GIVEN TASK: Where a line contains the word "JSON", copy that line in full.

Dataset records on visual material
+++
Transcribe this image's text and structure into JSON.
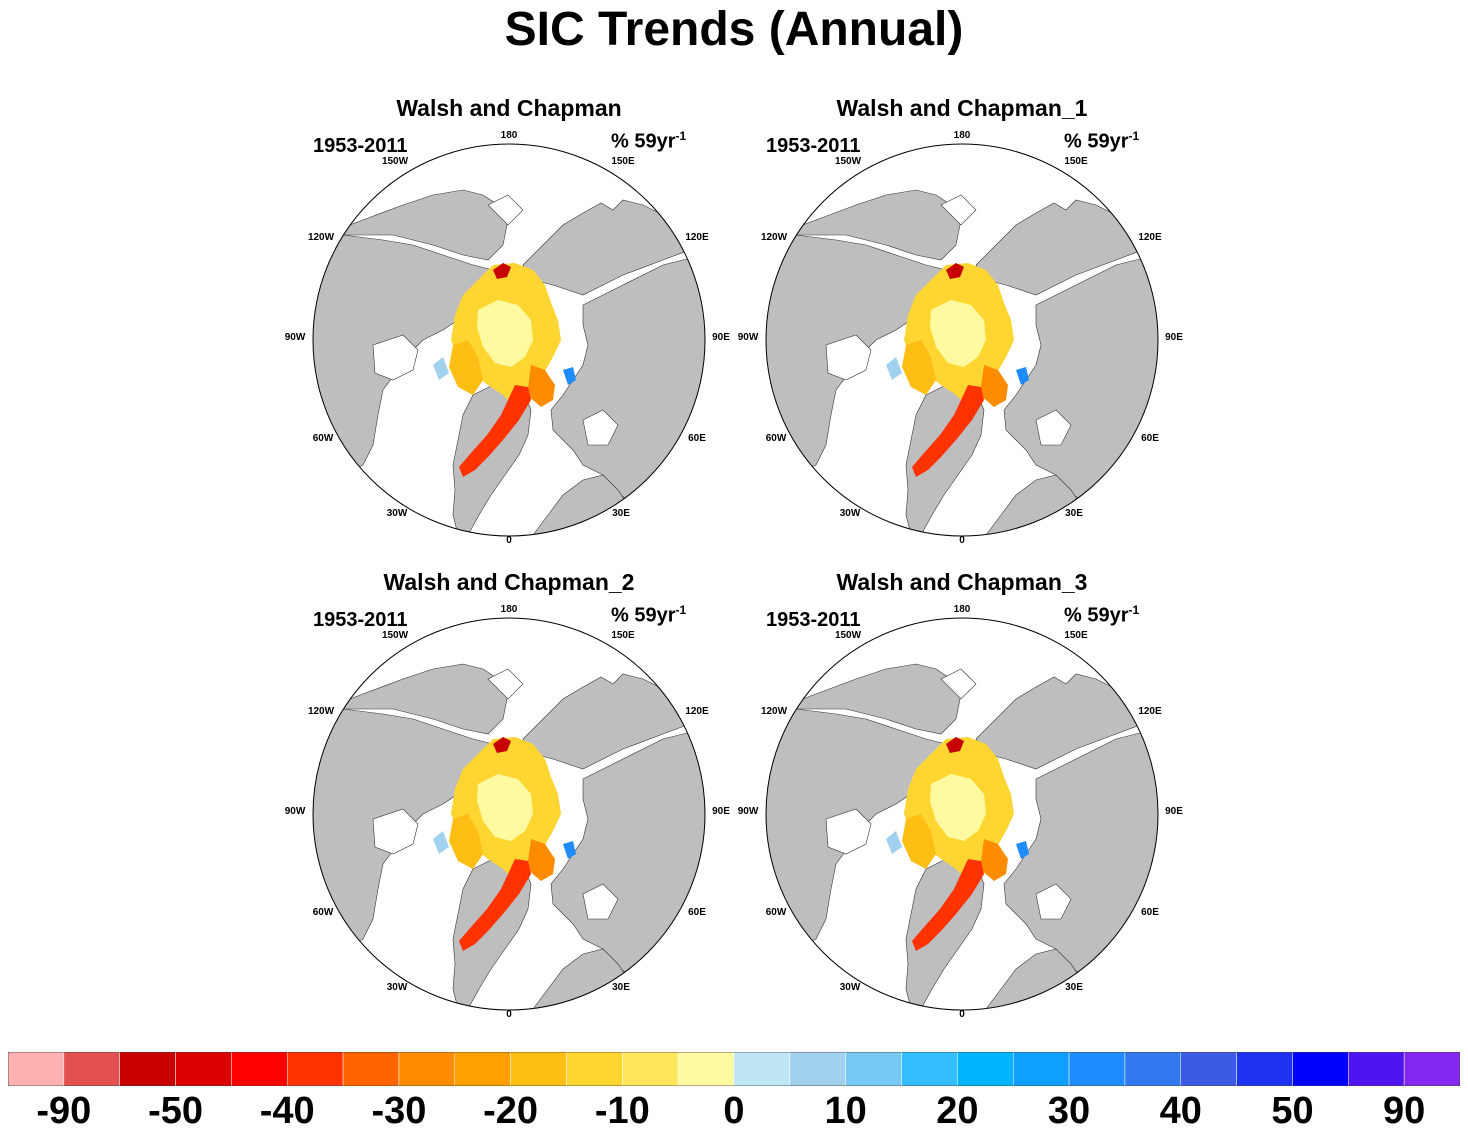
{
  "title": "SIC Trends (Annual)",
  "panels": [
    {
      "title": "Walsh and Chapman",
      "period": "1953-2011",
      "units_main": "% 59yr",
      "units_sup": "-1"
    },
    {
      "title": "Walsh and Chapman_1",
      "period": "1953-2011",
      "units_main": "% 59yr",
      "units_sup": "-1"
    },
    {
      "title": "Walsh and Chapman_2",
      "period": "1953-2011",
      "units_main": "% 59yr",
      "units_sup": "-1"
    },
    {
      "title": "Walsh and Chapman_3",
      "period": "1953-2011",
      "units_main": "% 59yr",
      "units_sup": "-1"
    }
  ],
  "longitude_labels": [
    "180",
    "150E",
    "120E",
    "90E",
    "60E",
    "30E",
    "0",
    "30W",
    "60W",
    "90W",
    "120W",
    "150W"
  ],
  "colors": {
    "land": "#bebebe",
    "ocean": "#ffffff",
    "colorbar": [
      "#ffb1b1",
      "#e35050",
      "#c80000",
      "#dc0000",
      "#ff0000",
      "#ff3200",
      "#ff6400",
      "#ff8c00",
      "#ffa000",
      "#ffbe14",
      "#ffd532",
      "#ffe65a",
      "#fffaa0",
      "#bee6f5",
      "#a0d2f0",
      "#78c8f5",
      "#32beff",
      "#00b4ff",
      "#0fa0ff",
      "#1e8cff",
      "#3278f0",
      "#3c5ae6",
      "#1e32f0",
      "#0000ff",
      "#5014f0",
      "#8228f0"
    ]
  },
  "chart_data": {
    "type": "heatmap",
    "title": "SIC Trends (Annual)",
    "projection": "north polar stereographic",
    "variable": "sea ice concentration trend",
    "units": "% 59yr-1",
    "period": "1953-2011",
    "panels": [
      "Walsh and Chapman",
      "Walsh and Chapman_1",
      "Walsh and Chapman_2",
      "Walsh and Chapman_3"
    ],
    "colorbar_labels": [
      "-90",
      "-50",
      "-40",
      "-30",
      "-20",
      "-10",
      "0",
      "10",
      "20",
      "30",
      "40",
      "50",
      "90"
    ],
    "colorbar_levels": 26,
    "grid": false,
    "description": "Mostly weak negative trends (yellow, 0 to -20) over central Arctic; strong negative trends (red, -40 to -50) along Barents/Greenland Sea ice edge; small positive trends (blue) in Hudson Bay / Kara Sea pockets"
  }
}
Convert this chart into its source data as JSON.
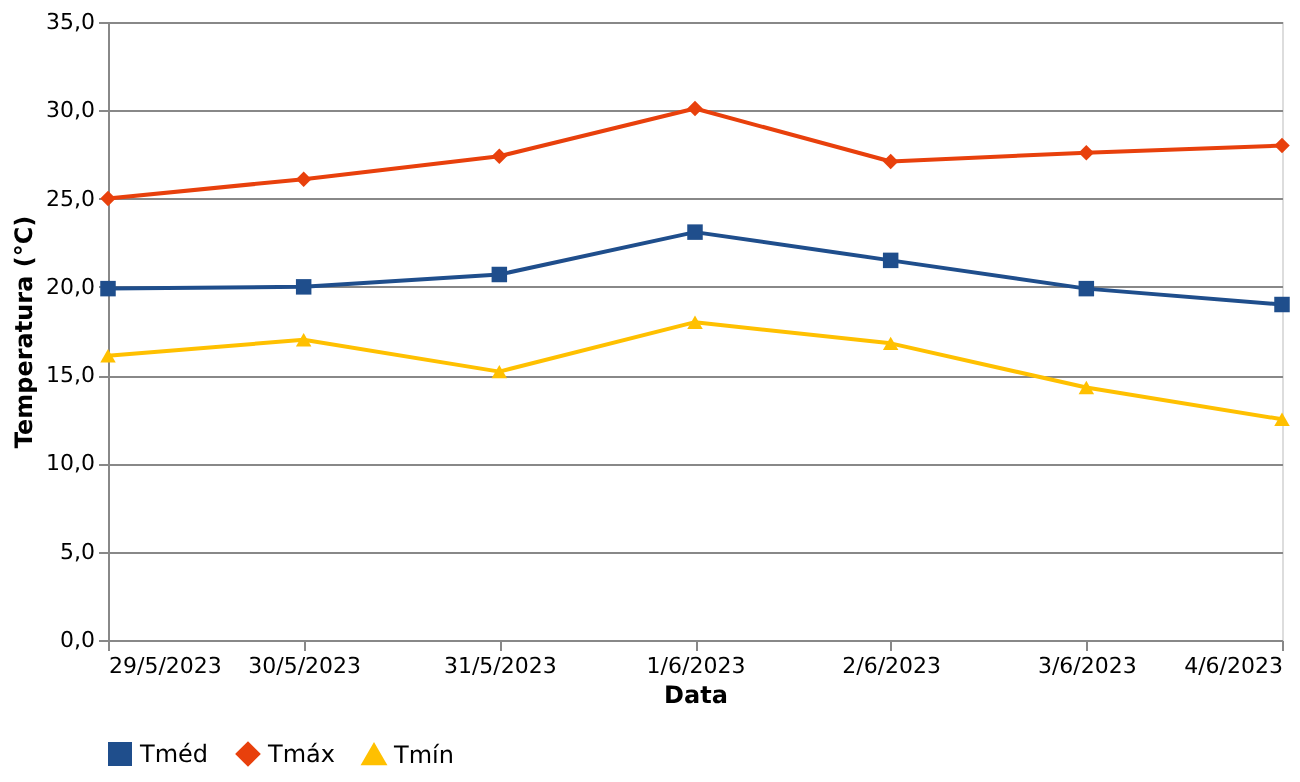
+++
PROBLEM SOLUTION:
Transcribe this image's text and structure into JSON.
Convert this chart into its source data as JSON.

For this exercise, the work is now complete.